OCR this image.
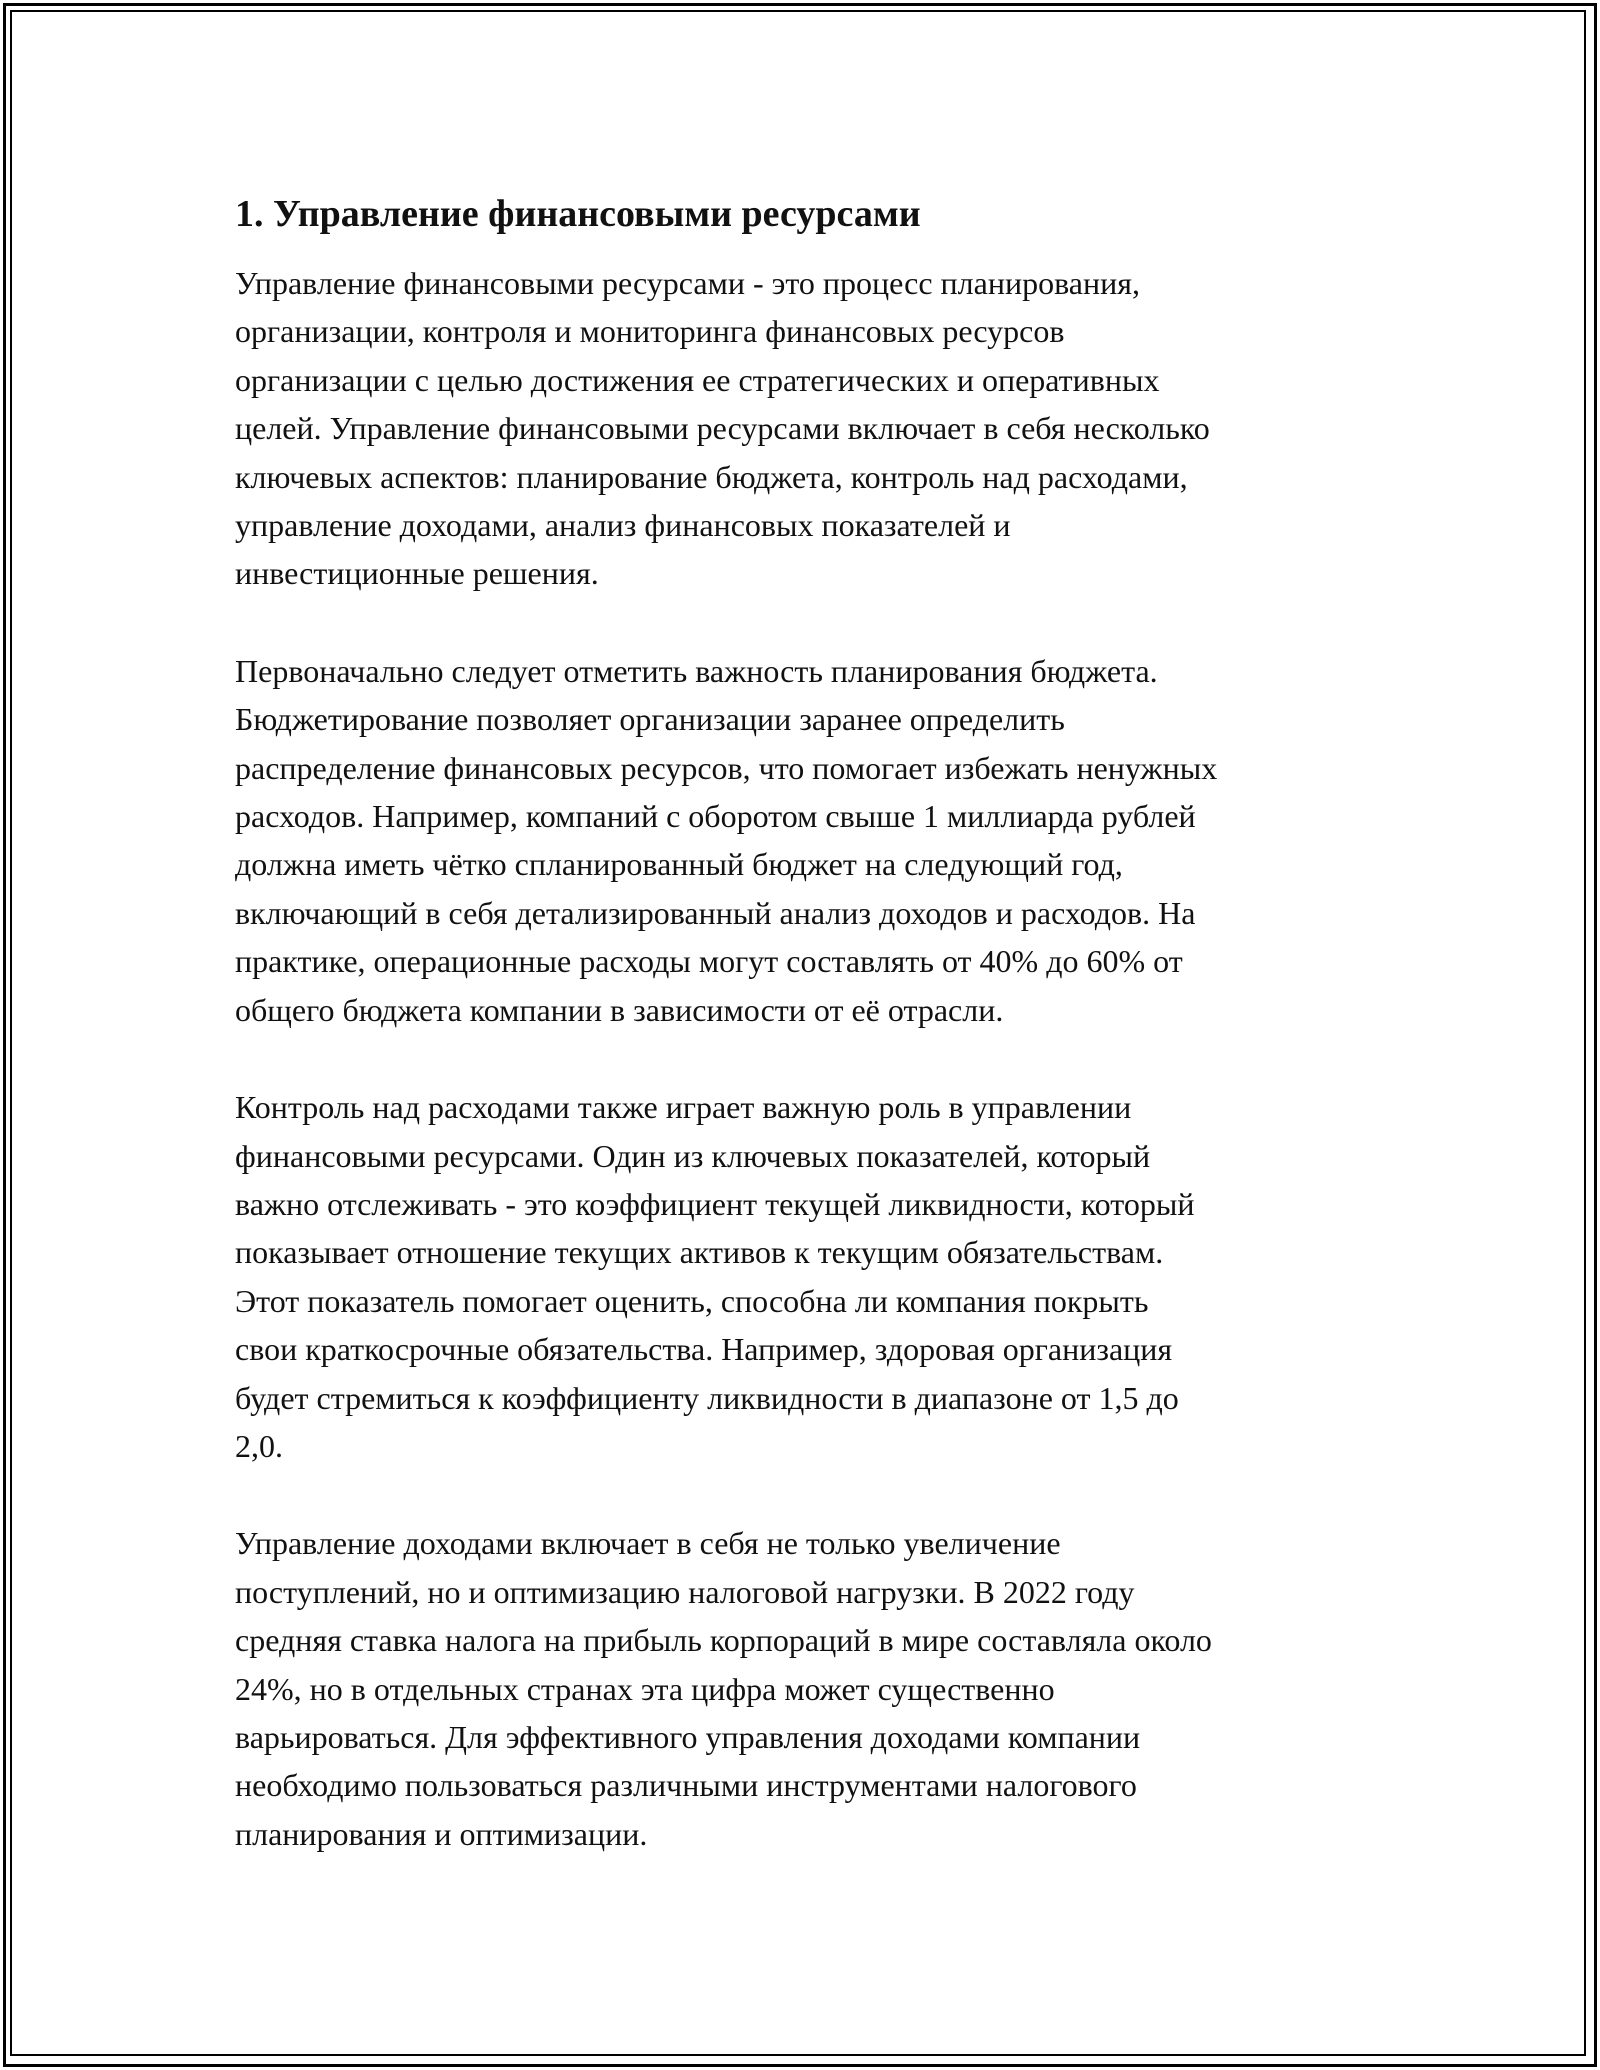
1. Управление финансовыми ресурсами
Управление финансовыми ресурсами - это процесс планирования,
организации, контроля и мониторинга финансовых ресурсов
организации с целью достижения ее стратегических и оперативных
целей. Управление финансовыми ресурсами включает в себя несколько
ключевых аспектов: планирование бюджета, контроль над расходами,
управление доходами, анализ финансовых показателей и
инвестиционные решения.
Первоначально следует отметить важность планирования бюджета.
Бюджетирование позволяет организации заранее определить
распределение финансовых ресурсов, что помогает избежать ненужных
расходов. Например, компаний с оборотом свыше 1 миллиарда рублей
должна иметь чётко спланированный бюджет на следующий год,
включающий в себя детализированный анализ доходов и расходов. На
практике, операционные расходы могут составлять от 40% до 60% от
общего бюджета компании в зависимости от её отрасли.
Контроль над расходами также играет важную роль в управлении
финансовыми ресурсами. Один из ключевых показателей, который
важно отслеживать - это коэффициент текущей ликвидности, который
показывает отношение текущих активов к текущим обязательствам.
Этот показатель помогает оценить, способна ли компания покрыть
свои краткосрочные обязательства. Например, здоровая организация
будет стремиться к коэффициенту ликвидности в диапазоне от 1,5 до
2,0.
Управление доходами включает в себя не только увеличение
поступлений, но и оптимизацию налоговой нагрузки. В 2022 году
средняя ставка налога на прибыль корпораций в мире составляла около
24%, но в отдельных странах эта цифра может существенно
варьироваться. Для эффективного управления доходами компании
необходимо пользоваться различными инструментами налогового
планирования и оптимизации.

==

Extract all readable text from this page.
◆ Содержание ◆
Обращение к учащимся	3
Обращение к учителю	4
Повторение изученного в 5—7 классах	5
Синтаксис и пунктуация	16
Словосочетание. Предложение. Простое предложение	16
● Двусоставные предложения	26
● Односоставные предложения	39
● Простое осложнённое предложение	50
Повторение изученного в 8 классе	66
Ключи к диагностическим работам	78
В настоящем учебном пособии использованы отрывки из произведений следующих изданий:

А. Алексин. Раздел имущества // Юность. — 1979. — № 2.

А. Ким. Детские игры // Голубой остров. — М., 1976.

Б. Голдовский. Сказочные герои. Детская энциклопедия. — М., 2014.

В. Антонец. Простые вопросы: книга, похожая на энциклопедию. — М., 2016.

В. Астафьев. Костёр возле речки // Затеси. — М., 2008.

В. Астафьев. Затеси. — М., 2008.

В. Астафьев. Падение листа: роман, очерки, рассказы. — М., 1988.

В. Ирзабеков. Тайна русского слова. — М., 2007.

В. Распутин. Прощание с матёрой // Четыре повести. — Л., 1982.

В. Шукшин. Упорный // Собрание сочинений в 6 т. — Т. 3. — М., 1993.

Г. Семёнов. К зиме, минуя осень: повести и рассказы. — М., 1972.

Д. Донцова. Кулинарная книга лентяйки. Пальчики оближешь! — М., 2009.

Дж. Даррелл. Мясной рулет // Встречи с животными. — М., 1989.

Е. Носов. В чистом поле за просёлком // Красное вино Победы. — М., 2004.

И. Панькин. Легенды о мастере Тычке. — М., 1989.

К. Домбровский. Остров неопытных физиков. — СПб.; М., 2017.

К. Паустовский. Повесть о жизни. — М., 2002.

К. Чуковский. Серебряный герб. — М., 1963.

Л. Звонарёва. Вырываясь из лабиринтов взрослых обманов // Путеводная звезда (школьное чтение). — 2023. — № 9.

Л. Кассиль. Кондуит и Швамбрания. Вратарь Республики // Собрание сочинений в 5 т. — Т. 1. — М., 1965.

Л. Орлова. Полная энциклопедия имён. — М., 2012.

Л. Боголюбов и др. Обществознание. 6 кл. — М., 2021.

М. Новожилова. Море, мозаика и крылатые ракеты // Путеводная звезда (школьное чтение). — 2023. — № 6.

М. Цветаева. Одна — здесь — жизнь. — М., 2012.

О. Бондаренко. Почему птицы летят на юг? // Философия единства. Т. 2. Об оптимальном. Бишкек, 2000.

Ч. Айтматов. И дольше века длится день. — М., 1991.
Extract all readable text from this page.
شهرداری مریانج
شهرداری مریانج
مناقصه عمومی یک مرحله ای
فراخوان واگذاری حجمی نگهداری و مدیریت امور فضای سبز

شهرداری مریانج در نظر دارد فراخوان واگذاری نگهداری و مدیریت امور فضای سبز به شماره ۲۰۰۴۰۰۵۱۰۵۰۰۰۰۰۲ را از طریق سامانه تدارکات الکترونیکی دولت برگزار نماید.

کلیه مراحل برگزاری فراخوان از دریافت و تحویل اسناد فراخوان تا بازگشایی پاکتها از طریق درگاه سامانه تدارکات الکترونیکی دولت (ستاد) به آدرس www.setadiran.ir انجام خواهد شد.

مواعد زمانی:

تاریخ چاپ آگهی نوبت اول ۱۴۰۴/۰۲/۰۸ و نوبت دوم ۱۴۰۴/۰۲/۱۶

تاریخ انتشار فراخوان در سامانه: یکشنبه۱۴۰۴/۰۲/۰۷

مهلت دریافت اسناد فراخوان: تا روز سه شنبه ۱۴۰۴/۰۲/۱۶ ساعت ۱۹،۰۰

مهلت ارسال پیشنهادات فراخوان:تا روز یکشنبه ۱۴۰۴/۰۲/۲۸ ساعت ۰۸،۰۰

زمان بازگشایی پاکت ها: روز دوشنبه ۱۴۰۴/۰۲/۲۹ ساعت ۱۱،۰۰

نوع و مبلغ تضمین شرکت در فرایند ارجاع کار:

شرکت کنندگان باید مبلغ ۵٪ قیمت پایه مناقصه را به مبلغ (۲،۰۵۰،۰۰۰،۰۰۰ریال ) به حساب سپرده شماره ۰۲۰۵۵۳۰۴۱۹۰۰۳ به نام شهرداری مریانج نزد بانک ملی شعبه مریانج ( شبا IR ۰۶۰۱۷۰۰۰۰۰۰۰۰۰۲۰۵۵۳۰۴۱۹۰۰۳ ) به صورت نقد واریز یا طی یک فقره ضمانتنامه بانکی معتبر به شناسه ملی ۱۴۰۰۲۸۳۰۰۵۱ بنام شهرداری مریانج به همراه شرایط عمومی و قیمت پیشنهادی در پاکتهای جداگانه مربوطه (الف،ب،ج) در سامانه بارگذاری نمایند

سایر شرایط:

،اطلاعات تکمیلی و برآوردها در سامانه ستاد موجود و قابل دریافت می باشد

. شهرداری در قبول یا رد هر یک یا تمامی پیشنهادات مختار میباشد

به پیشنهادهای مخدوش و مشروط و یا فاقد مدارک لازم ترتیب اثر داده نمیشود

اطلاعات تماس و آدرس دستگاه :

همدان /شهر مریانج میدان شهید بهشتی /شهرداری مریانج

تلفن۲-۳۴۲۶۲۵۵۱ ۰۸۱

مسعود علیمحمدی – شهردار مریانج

PROBLEM TO SOLVE -> Pick out the lines that contain "نگهداری" and copy them.

RESPONSE TO THIS EXERCISE ->
فراخوان واگذاری حجمی نگهداری و مدیریت امور فضای سبز
شهرداری مریانج در نظر دارد فراخوان واگذاری نگهداری و مدیریت امور فضای سبز به شماره ۲۰۰۴۰۰۵۱۰۵۰۰۰۰۰۲ را از طریق سامانه تدارکات الکترونیکی دولت برگزار نماید.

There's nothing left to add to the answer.